## Begin Data lines
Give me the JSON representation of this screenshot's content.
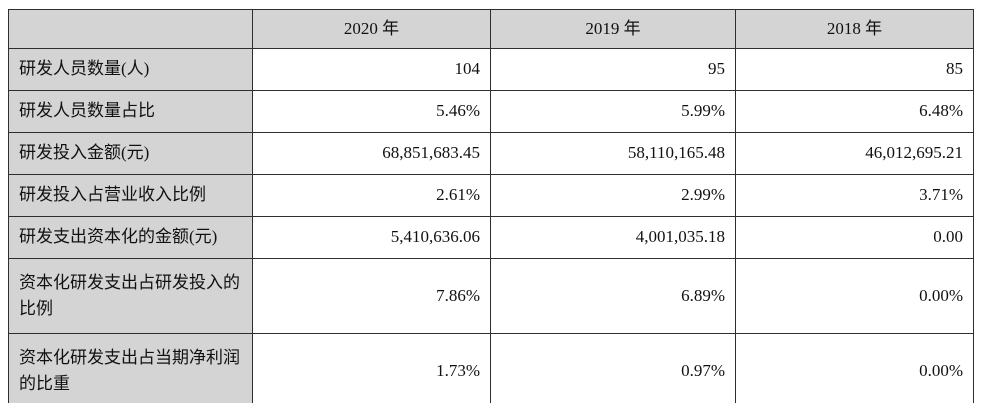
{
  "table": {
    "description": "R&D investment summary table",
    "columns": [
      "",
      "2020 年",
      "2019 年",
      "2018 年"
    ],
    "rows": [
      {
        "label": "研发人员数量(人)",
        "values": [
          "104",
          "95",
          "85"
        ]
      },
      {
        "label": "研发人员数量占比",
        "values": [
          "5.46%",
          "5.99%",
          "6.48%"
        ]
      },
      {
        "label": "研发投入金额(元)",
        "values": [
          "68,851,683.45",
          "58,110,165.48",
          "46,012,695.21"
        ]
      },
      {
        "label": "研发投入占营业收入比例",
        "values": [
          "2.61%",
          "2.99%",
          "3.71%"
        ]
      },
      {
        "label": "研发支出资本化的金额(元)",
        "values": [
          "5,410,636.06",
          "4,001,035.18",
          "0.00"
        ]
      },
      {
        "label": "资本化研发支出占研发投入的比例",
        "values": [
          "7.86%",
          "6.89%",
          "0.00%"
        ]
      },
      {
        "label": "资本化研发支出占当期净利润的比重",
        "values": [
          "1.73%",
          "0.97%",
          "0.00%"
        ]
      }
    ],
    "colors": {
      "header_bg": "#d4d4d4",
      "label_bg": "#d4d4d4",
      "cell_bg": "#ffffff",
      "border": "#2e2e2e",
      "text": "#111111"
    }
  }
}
## End Data lines
> _Written task_
Show all lines from the data above in which the word "table" appears.

> _Response to the task_
  "table": {
    "description": "R&D investment summary table",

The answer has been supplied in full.